[PROBLEM DETAILS]
Copy the passage on residual neural networks from "### 1.1 Inspiration" up to and including "of each layer.", replacing "ResNet" with "residual net" throughout.

## 1. Residual Neural Network


### 1.1 Inspiration

The method of neural ODEs (neural ordinary differential equations) was first proposed in a 2018 paper titled "Neural Ordinary Differential Equations" This paper won the Best Paper Award at NeurIPS that same year. The inspiration for neural ODEs came from observing a specific neural network model called the residual neural network (ResNet). This model was introduced by a research team at Microsoft in 2015. Unlike traditional neural networks, ResNet incorporates residual connections by adding a residual term to the output of each layer.
$$
h_{t+1} = h_t + ReLU(W_t * h_t + b_t)\tag{1}
$$
$$
h_{t+1} = h_t + f(h_t, θ_t)\tag{2}
$$

Here, the second term in equation $(1)$ is in the form of a typical neural network. To get the state at layer $t+1$, we perform calculation using the current state $h_t$, the weight matrix $W_t$ and bias vector $b_t$  at layer $t$, and a non-linear activation function $ReLU$. The first term of $(1)$, $h_t$ is the residual term, representing the identity of the hidden state at layer $t$.
We can write equation $(1)$ in the form of equation $(2)$, where $f$ is a function that depends on the state at layer $t$ and some parameters related to this layer. Then, by transforming equation $(2)$ we get:
$$
h_{t+1} - h_t = f(h_t, θ_t)

[RECORDS SHOWN]
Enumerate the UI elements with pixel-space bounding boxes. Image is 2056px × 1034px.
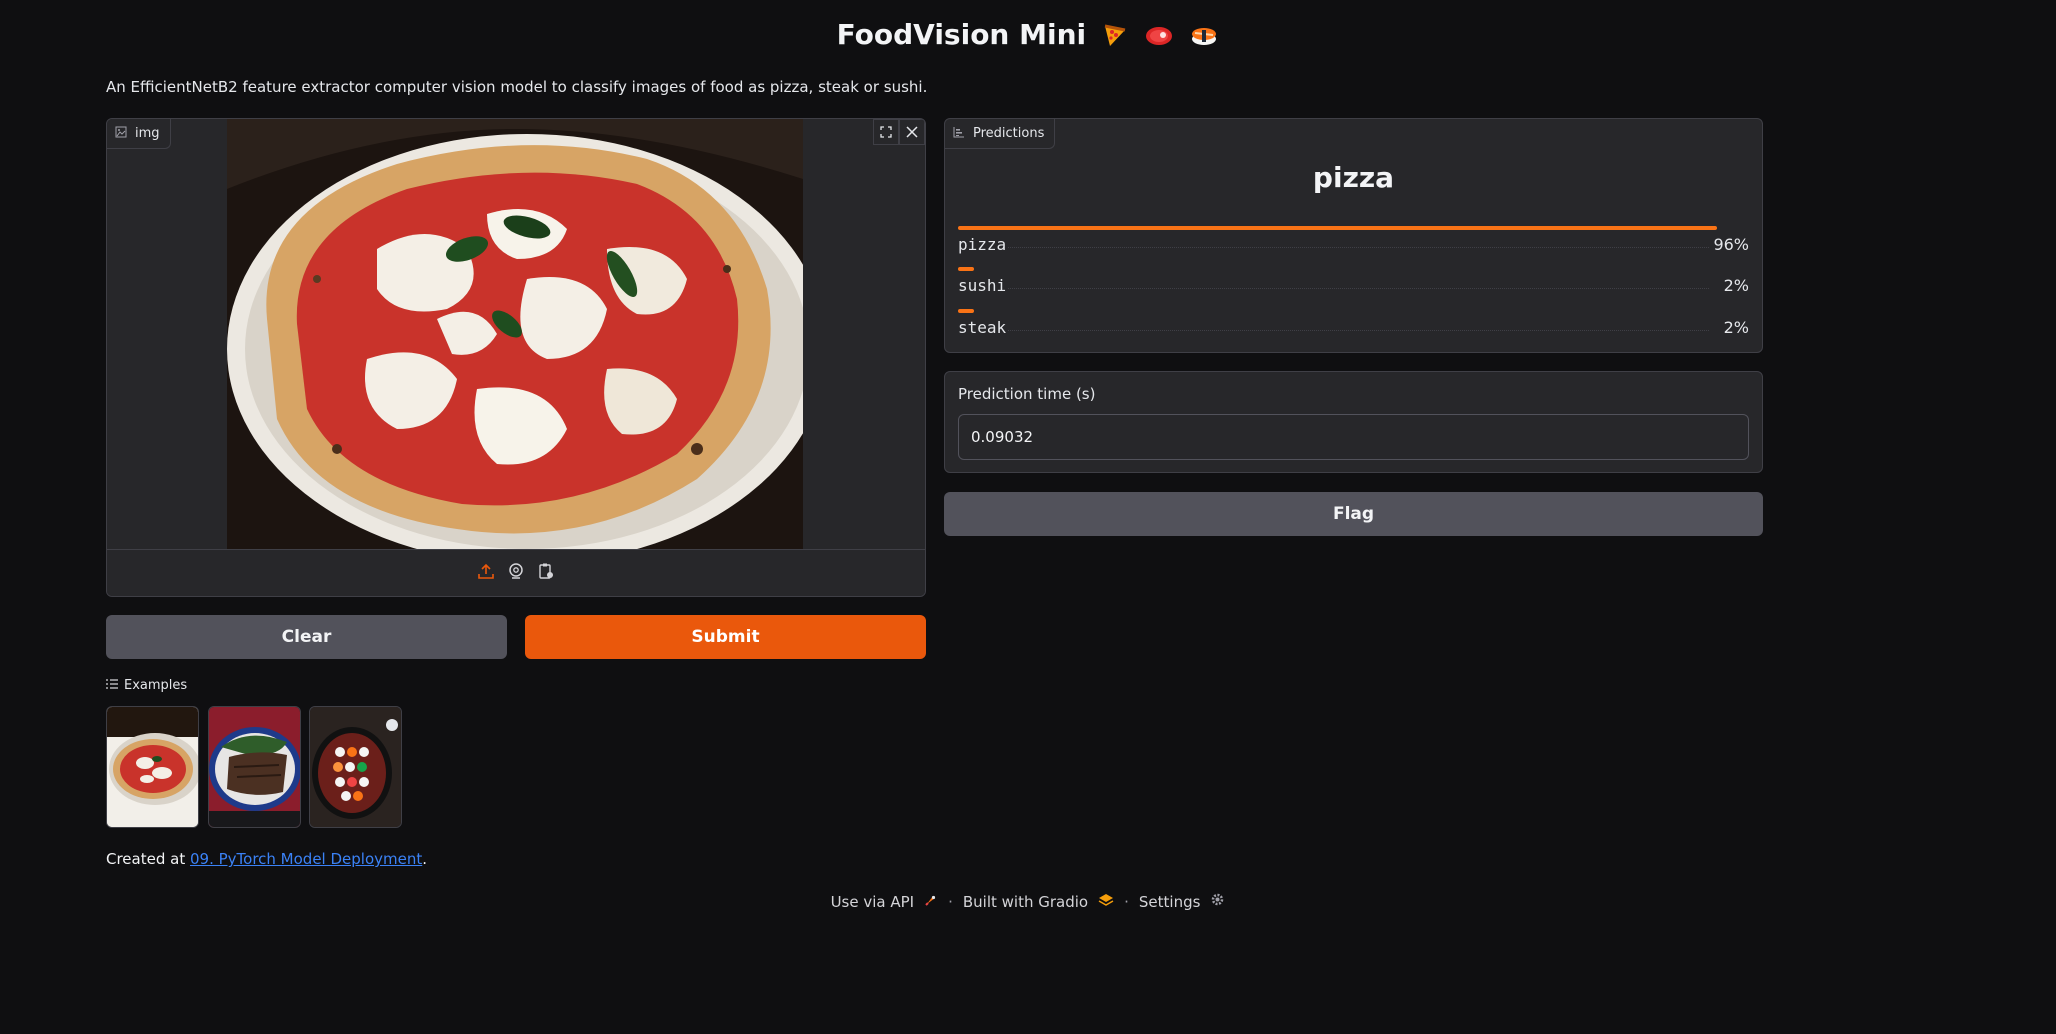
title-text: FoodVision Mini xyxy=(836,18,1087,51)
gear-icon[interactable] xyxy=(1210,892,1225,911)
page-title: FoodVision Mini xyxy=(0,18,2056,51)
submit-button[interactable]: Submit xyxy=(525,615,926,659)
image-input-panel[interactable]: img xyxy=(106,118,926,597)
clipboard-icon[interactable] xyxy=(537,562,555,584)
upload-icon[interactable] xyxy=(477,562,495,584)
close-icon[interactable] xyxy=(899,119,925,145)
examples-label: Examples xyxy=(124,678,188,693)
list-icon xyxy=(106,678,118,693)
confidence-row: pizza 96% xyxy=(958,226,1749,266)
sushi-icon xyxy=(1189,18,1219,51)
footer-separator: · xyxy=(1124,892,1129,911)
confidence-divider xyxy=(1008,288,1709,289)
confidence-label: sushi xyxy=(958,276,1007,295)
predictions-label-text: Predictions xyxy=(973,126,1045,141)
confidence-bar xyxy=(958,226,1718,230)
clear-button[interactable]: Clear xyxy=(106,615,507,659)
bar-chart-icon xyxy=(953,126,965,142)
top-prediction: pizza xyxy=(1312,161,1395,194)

[COMPLETED EXERCISE]
### 1.1 Inspiration

The method of neural ODEs (neural ordinary differential equations) was first proposed in a 2018 paper titled "Neural Ordinary Differential Equations" This paper won the Best Paper Award at NeurIPS that same year. The inspiration for neural ODEs came from observing a specific neural network model called the residual neural network (residual net). This model was introduced by a research team at Microsoft in 2015. Unlike traditional neural networks, residual net incorporates residual connections by adding a residual term to the output of each layer.